* [AIM OF THE TASK]
Every record must be copied exactly, from first line to last.

* [EXCERPTED RECORDS]

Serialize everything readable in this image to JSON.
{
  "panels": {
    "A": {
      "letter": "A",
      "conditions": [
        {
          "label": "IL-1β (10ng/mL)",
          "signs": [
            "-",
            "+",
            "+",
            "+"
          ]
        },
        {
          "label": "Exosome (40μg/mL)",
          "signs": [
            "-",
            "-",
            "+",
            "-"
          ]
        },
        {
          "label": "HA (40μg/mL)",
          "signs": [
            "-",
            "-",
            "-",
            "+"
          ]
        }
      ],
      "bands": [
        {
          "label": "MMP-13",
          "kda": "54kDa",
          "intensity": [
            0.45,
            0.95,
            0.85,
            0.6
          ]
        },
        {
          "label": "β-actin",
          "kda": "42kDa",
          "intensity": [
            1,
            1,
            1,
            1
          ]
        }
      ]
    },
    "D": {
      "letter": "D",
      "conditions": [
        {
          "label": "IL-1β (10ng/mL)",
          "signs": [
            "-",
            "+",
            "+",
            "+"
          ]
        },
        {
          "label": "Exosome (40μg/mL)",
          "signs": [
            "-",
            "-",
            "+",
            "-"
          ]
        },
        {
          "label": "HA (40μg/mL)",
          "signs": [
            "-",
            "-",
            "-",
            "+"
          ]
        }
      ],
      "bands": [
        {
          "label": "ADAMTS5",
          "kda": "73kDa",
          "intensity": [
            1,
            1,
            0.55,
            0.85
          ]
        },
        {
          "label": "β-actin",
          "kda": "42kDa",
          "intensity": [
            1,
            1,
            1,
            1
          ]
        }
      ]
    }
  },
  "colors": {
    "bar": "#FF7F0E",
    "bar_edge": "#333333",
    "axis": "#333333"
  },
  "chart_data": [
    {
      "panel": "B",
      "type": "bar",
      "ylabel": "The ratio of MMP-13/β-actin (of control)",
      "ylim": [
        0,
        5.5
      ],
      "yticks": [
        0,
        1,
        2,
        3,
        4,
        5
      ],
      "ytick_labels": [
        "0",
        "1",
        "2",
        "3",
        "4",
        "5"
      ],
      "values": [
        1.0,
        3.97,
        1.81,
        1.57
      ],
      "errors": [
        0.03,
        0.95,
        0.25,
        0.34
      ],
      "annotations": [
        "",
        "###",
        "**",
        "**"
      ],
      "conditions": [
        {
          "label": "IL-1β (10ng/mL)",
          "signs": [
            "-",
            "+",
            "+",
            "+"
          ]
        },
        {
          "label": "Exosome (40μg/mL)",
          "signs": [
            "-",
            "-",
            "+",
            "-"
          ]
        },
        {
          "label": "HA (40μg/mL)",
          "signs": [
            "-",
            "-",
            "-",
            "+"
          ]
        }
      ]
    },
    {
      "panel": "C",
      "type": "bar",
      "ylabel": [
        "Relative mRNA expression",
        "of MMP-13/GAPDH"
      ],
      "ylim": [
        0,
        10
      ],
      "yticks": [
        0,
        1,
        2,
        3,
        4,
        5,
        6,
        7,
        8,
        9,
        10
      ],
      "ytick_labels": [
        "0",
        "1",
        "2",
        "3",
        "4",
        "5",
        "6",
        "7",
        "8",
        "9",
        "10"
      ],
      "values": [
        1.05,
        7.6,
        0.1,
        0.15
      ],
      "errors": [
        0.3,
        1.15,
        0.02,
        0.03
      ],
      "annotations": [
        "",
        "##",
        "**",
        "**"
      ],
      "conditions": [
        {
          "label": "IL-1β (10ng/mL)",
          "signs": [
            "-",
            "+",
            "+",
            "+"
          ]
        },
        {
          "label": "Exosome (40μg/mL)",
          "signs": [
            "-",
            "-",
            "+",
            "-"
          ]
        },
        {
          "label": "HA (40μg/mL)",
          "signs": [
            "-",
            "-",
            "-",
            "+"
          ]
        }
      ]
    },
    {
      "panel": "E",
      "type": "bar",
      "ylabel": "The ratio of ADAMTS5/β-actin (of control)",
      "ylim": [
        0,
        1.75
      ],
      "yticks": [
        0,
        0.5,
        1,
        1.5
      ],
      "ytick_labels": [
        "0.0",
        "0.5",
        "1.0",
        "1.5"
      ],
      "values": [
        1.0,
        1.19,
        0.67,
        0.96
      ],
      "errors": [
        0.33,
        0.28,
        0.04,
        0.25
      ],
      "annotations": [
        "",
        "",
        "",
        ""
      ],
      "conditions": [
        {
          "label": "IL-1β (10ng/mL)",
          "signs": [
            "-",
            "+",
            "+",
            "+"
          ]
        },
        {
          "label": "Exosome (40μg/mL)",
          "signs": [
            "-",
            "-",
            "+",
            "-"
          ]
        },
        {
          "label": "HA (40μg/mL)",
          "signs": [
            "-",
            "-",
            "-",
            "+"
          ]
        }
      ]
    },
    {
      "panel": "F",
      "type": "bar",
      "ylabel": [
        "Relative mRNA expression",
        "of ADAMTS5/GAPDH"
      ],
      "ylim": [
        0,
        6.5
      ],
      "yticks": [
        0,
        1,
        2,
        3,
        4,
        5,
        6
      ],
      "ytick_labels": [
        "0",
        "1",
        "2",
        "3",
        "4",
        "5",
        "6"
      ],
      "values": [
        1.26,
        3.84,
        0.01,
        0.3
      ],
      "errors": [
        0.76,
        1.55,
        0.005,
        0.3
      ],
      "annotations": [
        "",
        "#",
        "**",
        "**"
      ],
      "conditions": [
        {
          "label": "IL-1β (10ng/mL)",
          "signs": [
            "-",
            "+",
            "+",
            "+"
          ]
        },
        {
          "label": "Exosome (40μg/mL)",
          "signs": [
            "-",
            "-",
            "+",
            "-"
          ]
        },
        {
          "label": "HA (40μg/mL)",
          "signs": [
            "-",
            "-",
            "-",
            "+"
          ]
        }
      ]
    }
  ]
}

* [REPLY]
Serialize everything readable in this image to JSON.
{
  "panels": {
    "A": {
      "letter": "A",
      "conditions": [
        {
          "label": "IL-1β (10ng/mL)",
          "signs": [
            "-",
            "+",
            "+",
            "+"
          ]
        },
        {
          "label": "Exosome (40μg/mL)",
          "signs": [
            "-",
            "-",
            "+",
            "-"
          ]
        },
        {
          "label": "HA (40μg/mL)",
          "signs": [
            "-",
            "-",
            "-",
            "+"
          ]
        }
      ],
      "bands": [
        {
          "label": "MMP-13",
          "kda": "54kDa",
          "intensity": [
            0.45,
            0.95,
            0.85,
            0.6
          ]
        },
        {
          "label": "β-actin",
          "kda": "42kDa",
          "intensity": [
            1,
            1,
            1,
            1
          ]
        }
      ]
    },
    "D": {
      "letter": "D",
      "conditions": [
        {
          "label": "IL-1β (10ng/mL)",
          "signs": [
            "-",
            "+",
            "+",
            "+"
          ]
        },
        {
          "label": "Exosome (40μg/mL)",
          "signs": [
            "-",
            "-",
            "+",
            "-"
          ]
        },
        {
          "label": "HA (40μg/mL)",
          "signs": [
            "-",
            "-",
            "-",
            "+"
          ]
        }
      ],
      "bands": [
        {
          "label": "ADAMTS5",
          "kda": "73kDa",
          "intensity": [
            1,
            1,
            0.55,
            0.85
          ]
        },
        {
          "label": "β-actin",
          "kda": "42kDa",
          "intensity": [
            1,
            1,
            1,
            1
          ]
        }
      ]
    }
  },
  "colors": {
    "bar": "#FF7F0E",
    "bar_edge": "#333333",
    "axis": "#333333"
  },
  "chart_data": [
    {
      "panel": "B",
      "type": "bar",
      "ylabel": "The ratio of MMP-13/β-actin (of control)",
      "ylim": [
        0,
        5.5
      ],
      "yticks": [
        0,
        1,
        2,
        3,
        4,
        5
      ],
      "ytick_labels": [
        "0",
        "1",
        "2",
        "3",
        "4",
        "5"
      ],
      "values": [
        1.0,
        3.97,
        1.81,
        1.57
      ],
      "errors": [
        0.03,
        0.95,
        0.25,
        0.34
      ],
      "annotations": [
        "",
        "###",
        "**",
        "**"
      ],
      "conditions": [
        {
          "label": "IL-1β (10ng/mL)",
          "signs": [
            "-",
            "+",
            "+",
            "+"
          ]
        },
        {
          "label": "Exosome (40μg/mL)",
          "signs": [
            "-",
            "-",
            "+",
            "-"
          ]
        },
        {
          "label": "HA (40μg/mL)",
          "signs": [
            "-",
            "-",
            "-",
            "+"
          ]
        }
      ]
    },
    {
      "panel": "C",
      "type": "bar",
      "ylabel": [
        "Relative mRNA expression",
        "of MMP-13/GAPDH"
      ],
      "ylim": [
        0,
        10
      ],
      "yticks": [
        0,
        1,
        2,
        3,
        4,
        5,
        6,
        7,
        8,
        9,
        10
      ],
      "ytick_labels": [
        "0",
        "1",
        "2",
        "3",
        "4",
        "5",
        "6",
        "7",
        "8",
        "9",
        "10"
      ],
      "values": [
        1.05,
        7.6,
        0.1,
        0.15
      ],
      "errors": [
        0.3,
        1.15,
        0.02,
        0.03
      ],
      "annotations": [
        "",
        "##",
        "**",
        "**"
      ],
      "conditions": [
        {
          "label": "IL-1β (10ng/mL)",
          "signs": [
            "-",
            "+",
            "+",
            "+"
          ]
        },
        {
          "label": "Exosome (40μg/mL)",
          "signs": [
            "-",
            "-",
            "+",
            "-"
          ]
        },
        {
          "label": "HA (40μg/mL)",
          "signs": [
            "-",
            "-",
            "-",
            "+"
          ]
        }
      ]
    },
    {
      "panel": "E",
      "type": "bar",
      "ylabel": "The ratio of ADAMTS5/β-actin (of control)",
      "ylim": [
        0,
        1.75
      ],
      "yticks": [
        0,
        0.5,
        1,
        1.5
      ],
      "ytick_labels": [
        "0.0",
        "0.5",
        "1.0",
        "1.5"
      ],
      "values": [
        1.0,
        1.19,
        0.67,
        0.96
      ],
      "errors": [
        0.33,
        0.28,
        0.04,
        0.25
      ],
      "annotations": [
        "",
        "",
        "",
        ""
      ],
      "conditions": [
        {
          "label": "IL-1β (10ng/mL)",
          "signs": [
            "-",
            "+",
            "+",
            "+"
          ]
        },
        {
          "label": "Exosome (40μg/mL)",
          "signs": [
            "-",
            "-",
            "+",
            "-"
          ]
        },
        {
          "label": "HA (40μg/mL)",
          "signs": [
            "-",
            "-",
            "-",
            "+"
          ]
        }
      ]
    },
    {
      "panel": "F",
      "type": "bar",
      "ylabel": [
        "Relative mRNA expression",
        "of ADAMTS5/GAPDH"
      ],
      "ylim": [
        0,
        6.5
      ],
      "yticks": [
        0,
        1,
        2,
        3,
        4,
        5,
        6
      ],
      "ytick_labels": [
        "0",
        "1",
        "2",
        "3",
        "4",
        "5",
        "6"
      ],
      "values": [
        1.26,
        3.84,
        0.01,
        0.3
      ],
      "errors": [
        0.76,
        1.55,
        0.005,
        0.3
      ],
      "annotations": [
        "",
        "#",
        "**",
        "**"
      ],
      "conditions": [
        {
          "label": "IL-1β (10ng/mL)",
          "signs": [
            "-",
            "+",
            "+",
            "+"
          ]
        },
        {
          "label": "Exosome (40μg/mL)",
          "signs": [
            "-",
            "-",
            "+",
            "-"
          ]
        },
        {
          "label": "HA (40μg/mL)",
          "signs": [
            "-",
            "-",
            "-",
            "+"
          ]
        }
      ]
    }
  ]
}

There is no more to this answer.